(Figure contents as structured data)
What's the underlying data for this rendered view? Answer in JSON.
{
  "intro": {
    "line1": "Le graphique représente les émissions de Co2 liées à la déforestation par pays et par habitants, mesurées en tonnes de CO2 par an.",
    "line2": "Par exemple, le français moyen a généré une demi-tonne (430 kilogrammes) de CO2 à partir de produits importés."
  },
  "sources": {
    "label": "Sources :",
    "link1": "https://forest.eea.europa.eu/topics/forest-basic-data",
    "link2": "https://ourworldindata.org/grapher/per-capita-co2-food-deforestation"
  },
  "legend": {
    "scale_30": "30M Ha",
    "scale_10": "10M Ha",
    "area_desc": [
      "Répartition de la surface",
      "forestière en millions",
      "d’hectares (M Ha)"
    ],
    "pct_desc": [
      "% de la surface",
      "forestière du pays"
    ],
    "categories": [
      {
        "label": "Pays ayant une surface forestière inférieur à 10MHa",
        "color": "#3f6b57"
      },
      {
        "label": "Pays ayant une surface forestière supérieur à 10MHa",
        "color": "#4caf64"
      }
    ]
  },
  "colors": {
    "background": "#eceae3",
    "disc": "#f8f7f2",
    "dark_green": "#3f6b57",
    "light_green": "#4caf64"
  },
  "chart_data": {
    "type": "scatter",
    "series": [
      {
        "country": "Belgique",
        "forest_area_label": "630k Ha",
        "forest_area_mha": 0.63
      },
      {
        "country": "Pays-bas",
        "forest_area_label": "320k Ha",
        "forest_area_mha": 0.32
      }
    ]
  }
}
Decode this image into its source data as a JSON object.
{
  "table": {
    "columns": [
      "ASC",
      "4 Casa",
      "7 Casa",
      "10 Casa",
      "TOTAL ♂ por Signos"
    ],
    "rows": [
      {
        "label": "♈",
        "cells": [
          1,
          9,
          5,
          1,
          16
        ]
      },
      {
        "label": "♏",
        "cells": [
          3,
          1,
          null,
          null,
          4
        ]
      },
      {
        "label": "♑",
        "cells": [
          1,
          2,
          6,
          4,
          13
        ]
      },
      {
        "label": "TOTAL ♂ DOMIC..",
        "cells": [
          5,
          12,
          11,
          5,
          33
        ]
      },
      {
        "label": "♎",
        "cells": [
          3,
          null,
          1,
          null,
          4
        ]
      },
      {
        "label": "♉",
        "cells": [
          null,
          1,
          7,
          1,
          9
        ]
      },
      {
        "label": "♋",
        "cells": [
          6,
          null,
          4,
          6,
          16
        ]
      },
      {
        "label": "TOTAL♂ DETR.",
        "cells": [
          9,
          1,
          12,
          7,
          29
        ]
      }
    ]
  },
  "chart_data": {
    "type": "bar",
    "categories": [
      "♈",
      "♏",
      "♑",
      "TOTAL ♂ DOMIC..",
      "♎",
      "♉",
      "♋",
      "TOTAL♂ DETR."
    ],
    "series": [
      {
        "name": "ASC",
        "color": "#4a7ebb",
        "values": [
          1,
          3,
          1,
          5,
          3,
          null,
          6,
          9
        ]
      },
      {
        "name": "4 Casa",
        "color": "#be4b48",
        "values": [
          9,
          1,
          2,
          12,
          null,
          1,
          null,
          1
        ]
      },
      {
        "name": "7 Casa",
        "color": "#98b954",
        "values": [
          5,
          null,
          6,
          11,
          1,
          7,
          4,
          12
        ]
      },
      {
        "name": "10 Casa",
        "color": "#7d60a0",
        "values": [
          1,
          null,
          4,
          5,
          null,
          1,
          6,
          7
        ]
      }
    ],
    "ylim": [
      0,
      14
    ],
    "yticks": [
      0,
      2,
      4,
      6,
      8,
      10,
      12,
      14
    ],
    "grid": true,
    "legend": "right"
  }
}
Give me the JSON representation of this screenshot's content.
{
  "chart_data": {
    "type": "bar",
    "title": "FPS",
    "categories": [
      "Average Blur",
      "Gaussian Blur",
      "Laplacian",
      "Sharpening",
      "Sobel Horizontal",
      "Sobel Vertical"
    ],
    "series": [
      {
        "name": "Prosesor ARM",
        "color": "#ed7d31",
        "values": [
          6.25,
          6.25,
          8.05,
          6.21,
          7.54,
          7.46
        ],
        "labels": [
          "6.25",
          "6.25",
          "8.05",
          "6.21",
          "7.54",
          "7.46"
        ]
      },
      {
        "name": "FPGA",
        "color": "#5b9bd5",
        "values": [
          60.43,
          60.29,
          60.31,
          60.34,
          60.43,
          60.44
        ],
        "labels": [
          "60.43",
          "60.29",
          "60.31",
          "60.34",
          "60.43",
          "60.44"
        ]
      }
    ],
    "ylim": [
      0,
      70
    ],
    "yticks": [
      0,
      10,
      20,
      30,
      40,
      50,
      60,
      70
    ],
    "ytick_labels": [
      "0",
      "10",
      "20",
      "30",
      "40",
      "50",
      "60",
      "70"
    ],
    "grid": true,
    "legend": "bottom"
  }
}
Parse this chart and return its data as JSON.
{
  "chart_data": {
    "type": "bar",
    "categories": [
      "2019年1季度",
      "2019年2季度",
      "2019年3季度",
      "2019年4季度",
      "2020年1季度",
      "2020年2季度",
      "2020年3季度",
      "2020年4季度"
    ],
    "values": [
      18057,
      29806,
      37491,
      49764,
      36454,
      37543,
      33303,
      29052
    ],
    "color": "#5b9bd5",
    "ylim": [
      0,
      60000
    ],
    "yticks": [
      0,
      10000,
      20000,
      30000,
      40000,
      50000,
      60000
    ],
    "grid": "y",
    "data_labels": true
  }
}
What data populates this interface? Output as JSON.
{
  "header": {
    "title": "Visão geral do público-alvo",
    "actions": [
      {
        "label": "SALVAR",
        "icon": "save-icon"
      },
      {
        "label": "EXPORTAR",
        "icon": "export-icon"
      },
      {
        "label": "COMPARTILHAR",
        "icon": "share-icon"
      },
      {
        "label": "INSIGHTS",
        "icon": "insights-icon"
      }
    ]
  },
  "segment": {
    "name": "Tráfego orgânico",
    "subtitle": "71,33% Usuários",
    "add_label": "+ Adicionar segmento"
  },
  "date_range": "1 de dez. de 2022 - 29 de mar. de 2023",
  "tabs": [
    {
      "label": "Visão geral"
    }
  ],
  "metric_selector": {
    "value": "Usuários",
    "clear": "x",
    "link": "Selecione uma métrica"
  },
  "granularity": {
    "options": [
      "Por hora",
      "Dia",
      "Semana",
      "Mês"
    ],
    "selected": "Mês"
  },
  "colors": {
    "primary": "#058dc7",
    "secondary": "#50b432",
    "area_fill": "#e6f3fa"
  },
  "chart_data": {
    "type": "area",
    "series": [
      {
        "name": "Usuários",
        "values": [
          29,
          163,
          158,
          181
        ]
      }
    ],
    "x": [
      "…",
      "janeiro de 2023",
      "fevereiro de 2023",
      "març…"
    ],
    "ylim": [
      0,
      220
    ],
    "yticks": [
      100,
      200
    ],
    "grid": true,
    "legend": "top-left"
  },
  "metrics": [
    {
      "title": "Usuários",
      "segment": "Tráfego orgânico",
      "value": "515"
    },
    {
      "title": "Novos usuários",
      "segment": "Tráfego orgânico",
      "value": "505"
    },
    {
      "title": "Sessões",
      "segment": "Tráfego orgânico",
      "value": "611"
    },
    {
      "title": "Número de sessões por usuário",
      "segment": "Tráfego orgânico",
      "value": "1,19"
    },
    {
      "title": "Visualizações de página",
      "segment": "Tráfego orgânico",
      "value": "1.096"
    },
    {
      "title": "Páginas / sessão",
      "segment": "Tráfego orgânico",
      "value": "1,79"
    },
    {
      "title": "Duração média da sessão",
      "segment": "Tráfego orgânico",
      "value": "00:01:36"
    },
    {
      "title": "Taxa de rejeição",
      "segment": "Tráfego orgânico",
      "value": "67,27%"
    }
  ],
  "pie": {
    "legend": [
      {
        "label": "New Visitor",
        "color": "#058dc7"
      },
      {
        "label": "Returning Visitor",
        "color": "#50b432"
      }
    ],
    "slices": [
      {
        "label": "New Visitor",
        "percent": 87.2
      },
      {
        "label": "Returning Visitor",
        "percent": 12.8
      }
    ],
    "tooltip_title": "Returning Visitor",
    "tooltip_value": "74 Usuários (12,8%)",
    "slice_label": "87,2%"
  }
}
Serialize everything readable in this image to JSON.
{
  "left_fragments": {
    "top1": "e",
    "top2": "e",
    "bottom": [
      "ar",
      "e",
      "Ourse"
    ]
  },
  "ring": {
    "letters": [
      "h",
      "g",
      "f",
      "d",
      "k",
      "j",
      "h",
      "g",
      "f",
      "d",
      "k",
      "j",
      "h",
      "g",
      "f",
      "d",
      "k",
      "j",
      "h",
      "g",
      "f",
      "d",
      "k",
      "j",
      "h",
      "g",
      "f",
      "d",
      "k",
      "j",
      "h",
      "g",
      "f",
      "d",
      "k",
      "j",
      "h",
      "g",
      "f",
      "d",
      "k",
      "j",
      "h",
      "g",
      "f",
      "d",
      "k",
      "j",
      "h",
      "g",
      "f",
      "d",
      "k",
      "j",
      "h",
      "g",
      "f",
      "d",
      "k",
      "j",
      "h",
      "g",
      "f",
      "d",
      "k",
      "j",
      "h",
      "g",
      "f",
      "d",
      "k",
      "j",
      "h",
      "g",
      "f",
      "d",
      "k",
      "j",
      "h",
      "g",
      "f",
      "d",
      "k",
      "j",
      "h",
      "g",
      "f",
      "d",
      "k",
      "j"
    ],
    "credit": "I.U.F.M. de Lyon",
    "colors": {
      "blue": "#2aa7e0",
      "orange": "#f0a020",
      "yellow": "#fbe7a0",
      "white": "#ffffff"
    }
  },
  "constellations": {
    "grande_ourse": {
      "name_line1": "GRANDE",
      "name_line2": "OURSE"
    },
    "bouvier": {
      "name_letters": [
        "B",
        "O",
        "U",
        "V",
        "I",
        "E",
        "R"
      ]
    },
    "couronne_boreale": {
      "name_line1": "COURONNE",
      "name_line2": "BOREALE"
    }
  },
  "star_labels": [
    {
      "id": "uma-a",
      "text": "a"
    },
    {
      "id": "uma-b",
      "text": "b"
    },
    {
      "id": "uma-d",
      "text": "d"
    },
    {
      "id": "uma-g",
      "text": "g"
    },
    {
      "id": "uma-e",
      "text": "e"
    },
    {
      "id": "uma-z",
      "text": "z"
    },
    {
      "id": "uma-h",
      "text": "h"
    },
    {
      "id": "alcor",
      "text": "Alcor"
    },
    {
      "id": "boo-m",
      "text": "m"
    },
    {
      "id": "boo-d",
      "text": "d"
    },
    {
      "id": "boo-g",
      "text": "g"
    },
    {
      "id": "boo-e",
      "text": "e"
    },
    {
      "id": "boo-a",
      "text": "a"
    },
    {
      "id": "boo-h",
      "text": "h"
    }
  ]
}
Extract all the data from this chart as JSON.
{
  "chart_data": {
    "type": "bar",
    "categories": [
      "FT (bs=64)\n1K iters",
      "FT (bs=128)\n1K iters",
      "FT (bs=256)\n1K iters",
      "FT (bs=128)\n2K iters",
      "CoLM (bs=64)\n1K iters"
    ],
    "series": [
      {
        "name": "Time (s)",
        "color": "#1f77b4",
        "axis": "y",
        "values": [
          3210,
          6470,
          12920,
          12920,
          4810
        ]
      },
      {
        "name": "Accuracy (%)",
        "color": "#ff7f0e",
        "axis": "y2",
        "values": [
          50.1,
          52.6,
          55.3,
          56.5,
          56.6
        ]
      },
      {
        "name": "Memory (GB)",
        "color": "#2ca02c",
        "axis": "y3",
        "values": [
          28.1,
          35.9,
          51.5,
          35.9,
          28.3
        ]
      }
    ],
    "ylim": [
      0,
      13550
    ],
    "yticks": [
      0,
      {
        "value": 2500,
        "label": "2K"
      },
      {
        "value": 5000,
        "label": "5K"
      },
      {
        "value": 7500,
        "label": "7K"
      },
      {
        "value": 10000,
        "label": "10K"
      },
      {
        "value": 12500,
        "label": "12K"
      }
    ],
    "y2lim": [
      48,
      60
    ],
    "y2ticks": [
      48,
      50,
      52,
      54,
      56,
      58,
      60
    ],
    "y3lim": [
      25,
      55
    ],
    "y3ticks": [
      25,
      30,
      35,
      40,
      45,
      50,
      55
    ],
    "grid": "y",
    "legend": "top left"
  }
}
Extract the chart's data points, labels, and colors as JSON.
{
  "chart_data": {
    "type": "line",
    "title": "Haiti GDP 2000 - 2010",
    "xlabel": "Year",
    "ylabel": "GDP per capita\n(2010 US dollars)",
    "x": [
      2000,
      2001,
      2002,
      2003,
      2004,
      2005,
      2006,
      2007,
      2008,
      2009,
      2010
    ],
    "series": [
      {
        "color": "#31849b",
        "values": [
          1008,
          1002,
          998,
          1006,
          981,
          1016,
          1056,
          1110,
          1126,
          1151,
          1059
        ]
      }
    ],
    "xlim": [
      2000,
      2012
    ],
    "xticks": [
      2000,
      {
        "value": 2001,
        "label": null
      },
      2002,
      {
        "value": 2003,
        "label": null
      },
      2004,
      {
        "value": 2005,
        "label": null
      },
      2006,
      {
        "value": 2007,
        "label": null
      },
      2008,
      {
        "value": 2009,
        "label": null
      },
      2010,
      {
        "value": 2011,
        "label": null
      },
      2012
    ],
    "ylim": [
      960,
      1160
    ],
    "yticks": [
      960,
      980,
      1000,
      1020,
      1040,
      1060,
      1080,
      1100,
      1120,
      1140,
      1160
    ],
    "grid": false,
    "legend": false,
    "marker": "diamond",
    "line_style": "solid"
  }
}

◆ **Aim**
State how many lines of the records above contain "sessão", with no words besides the number.

◆ **Solution**
2